**ASSIGNED TASK:** In the data below, which lines hold "porción"? Copy every one.

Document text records
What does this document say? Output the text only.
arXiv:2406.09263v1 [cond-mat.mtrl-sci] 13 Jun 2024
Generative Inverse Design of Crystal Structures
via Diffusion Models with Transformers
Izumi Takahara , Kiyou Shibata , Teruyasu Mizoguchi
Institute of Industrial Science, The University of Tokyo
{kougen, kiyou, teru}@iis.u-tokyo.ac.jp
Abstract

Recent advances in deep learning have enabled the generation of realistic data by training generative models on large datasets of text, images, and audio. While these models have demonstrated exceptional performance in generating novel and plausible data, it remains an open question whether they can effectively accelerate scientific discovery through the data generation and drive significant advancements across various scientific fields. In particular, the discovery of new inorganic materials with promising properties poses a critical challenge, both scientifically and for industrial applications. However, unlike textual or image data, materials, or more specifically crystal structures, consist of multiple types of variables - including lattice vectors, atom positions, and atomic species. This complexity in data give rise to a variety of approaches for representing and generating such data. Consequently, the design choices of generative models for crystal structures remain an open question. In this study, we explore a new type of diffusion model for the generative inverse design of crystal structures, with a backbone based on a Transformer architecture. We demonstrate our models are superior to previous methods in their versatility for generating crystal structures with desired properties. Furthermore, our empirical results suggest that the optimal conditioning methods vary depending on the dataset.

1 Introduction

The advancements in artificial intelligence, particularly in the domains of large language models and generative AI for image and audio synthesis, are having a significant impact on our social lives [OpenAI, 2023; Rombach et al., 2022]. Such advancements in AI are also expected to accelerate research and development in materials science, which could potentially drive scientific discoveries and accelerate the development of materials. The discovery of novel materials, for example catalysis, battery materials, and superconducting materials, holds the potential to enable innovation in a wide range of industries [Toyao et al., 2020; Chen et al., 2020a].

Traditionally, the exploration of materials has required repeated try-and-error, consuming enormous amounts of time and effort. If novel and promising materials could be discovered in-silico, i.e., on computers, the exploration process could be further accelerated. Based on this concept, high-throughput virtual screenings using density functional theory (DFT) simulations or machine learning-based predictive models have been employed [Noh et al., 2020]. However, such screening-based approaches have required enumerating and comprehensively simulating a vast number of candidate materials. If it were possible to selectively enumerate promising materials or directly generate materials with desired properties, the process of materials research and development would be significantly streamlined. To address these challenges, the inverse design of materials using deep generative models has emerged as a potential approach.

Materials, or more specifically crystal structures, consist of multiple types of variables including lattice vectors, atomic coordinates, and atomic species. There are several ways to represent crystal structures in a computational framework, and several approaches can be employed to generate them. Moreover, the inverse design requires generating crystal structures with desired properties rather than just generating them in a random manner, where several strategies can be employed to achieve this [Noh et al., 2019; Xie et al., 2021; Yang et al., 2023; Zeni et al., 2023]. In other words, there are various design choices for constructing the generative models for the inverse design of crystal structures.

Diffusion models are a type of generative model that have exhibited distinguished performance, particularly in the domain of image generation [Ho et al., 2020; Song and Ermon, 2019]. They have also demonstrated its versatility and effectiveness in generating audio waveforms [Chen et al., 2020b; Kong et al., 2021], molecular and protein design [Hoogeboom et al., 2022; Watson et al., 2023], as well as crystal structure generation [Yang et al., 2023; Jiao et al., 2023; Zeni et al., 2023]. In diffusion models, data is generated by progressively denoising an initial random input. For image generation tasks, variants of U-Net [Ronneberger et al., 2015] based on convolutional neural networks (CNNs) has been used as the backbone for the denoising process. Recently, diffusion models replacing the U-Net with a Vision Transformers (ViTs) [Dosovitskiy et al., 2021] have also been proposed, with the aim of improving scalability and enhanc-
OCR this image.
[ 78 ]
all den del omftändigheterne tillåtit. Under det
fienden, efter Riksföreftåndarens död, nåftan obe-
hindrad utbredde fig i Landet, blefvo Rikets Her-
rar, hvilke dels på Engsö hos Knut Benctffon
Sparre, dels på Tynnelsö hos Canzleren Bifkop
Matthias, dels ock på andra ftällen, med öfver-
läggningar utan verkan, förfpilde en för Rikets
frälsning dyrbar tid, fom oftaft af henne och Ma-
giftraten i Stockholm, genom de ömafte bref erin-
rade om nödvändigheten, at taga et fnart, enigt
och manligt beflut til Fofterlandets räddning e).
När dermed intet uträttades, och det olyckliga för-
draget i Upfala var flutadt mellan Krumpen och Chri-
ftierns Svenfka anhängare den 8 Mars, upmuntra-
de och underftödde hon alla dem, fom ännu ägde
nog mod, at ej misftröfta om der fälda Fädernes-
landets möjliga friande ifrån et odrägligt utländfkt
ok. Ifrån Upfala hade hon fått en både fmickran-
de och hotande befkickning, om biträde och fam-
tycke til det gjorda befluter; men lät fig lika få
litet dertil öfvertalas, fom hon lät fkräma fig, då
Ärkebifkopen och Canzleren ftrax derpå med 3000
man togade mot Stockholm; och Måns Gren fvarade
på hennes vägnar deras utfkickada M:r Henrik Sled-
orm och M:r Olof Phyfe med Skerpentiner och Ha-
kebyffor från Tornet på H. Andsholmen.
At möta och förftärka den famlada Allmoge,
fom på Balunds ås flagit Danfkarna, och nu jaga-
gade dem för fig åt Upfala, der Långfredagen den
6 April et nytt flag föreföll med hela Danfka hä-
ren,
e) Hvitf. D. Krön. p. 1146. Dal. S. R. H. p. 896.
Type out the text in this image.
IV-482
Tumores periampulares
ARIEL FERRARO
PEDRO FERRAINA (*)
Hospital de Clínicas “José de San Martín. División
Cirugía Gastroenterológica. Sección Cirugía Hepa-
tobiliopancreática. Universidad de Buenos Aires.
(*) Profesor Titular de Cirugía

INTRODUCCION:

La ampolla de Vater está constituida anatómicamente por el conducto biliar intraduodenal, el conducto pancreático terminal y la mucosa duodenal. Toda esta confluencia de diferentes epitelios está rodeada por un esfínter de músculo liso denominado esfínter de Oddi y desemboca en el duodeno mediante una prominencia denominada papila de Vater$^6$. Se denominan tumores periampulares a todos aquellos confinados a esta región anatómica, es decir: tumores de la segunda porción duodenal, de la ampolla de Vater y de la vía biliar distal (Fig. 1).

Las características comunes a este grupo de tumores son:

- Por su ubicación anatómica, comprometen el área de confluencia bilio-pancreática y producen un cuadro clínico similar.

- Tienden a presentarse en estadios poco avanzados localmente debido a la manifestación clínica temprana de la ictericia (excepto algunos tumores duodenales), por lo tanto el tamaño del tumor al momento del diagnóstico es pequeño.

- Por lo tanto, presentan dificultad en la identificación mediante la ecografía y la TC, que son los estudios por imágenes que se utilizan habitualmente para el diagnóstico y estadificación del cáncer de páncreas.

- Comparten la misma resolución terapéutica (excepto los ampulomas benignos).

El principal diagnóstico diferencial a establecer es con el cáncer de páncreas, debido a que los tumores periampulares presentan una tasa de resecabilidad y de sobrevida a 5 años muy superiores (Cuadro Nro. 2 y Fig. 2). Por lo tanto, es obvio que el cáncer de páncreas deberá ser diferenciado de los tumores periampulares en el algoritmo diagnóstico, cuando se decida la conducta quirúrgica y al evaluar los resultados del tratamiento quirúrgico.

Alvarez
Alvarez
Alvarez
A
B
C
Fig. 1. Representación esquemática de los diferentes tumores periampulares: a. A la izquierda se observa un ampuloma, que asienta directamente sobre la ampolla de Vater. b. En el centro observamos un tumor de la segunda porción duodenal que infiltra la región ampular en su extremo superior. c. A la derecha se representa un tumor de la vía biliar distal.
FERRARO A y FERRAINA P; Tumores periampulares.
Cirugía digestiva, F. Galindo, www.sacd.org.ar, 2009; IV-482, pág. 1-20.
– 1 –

**EXERCISE RESPONSE:**
La ampolla de Vater está constituida anatómicamente por el conducto biliar intraduodenal, el conducto pancreático terminal y la mucosa duodenal. Toda esta confluencia de diferentes epitelios está rodeada por un esfínter de músculo liso denominado esfínter de Oddi y desemboca en el duodeno mediante una prominencia denominada papila de Vater$^6$. Se denominan tumores periampulares a todos aquellos confinados a esta región anatómica, es decir: tumores de la segunda porción duodenal, de la ampolla de Vater y de la vía biliar distal (Fig. 1).
Fig. 1. Representación esquemática de los diferentes tumores periampulares: a. A la izquierda se observa un ampuloma, que asienta directamente sobre la ampolla de Vater. b. En el centro observamos un tumor de la segunda porción duodenal que infiltra la región ampular en su extremo superior. c. A la derecha se representa un tumor de la vía biliar distal.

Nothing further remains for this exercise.